Reading the listing below, count the lines that contain the word "icon" and give that count alone.

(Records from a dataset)
[Begin]
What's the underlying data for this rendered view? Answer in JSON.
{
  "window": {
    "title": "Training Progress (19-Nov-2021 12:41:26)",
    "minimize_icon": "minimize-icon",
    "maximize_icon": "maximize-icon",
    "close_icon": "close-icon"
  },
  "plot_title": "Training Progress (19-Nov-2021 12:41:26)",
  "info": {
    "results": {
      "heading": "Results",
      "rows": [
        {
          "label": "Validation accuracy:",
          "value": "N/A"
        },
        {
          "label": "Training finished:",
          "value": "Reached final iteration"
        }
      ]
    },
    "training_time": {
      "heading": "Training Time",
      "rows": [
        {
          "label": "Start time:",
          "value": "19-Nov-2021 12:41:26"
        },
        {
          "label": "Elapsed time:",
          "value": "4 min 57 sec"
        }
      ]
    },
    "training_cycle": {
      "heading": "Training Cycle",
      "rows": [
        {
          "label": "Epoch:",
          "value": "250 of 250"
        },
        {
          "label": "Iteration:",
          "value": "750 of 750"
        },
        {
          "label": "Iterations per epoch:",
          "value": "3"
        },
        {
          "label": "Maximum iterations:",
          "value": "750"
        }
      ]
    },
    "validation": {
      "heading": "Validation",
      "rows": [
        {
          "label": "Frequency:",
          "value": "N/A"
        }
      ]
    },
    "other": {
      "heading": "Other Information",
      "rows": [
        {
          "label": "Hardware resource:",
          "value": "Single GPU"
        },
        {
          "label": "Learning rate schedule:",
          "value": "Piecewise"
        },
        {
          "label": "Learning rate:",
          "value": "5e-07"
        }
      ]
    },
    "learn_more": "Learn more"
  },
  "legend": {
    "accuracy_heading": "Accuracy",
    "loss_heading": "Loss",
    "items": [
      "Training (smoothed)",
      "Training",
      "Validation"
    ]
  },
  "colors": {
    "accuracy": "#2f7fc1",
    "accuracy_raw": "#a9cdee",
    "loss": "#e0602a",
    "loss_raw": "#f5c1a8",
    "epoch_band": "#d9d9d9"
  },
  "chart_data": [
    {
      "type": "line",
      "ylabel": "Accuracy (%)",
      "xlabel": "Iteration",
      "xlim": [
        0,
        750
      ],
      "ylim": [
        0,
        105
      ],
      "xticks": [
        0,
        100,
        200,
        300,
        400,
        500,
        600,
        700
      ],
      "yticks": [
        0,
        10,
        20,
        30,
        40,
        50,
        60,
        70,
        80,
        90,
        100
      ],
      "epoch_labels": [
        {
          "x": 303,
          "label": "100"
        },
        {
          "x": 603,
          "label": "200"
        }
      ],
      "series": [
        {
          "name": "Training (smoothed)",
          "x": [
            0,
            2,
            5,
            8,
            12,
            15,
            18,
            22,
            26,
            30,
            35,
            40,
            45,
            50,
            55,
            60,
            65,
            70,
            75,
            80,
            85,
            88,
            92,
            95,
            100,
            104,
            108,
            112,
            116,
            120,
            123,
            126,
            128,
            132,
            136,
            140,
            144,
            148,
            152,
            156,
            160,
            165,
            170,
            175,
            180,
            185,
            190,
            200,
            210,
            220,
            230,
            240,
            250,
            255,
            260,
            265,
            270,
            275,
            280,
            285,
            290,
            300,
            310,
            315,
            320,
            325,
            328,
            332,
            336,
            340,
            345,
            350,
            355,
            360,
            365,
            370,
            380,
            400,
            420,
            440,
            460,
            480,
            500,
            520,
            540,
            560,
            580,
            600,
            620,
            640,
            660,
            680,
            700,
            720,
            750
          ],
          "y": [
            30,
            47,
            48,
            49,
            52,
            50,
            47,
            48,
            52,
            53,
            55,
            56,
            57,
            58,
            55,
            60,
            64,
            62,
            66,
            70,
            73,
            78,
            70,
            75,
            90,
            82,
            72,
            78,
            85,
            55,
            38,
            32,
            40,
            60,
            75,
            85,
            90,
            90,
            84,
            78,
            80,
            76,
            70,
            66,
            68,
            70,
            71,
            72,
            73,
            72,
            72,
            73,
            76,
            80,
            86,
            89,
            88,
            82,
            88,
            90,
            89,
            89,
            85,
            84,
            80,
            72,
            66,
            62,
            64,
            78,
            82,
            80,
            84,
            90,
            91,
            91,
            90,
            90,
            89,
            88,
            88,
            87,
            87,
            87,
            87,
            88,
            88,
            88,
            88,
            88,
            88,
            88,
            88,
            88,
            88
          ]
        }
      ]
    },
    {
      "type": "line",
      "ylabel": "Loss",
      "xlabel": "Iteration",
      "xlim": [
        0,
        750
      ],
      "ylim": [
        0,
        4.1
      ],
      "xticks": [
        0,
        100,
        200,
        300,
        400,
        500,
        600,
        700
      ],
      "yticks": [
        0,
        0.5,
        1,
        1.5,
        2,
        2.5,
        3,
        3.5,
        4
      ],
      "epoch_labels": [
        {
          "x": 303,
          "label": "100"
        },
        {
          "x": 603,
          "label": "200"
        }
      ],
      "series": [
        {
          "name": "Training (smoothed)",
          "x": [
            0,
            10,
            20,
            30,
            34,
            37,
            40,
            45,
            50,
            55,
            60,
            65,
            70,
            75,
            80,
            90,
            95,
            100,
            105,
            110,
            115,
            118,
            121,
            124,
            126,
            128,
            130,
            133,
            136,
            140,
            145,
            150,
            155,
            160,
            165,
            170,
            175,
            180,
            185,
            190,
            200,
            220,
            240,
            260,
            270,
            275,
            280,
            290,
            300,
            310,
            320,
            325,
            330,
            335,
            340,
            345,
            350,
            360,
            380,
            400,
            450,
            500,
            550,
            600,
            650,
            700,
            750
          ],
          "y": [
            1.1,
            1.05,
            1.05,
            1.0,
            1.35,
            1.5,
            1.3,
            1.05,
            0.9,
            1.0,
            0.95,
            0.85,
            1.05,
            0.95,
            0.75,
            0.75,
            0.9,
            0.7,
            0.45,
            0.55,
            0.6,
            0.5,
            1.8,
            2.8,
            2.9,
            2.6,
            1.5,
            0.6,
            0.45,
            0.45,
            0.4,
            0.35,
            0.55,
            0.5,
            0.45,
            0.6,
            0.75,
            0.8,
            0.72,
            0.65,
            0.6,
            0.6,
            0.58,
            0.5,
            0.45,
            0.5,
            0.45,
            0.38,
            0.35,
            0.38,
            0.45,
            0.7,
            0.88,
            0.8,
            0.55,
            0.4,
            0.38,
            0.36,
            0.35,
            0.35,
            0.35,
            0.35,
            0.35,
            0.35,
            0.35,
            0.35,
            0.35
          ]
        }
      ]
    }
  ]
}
[End]
Response for this exercise:
3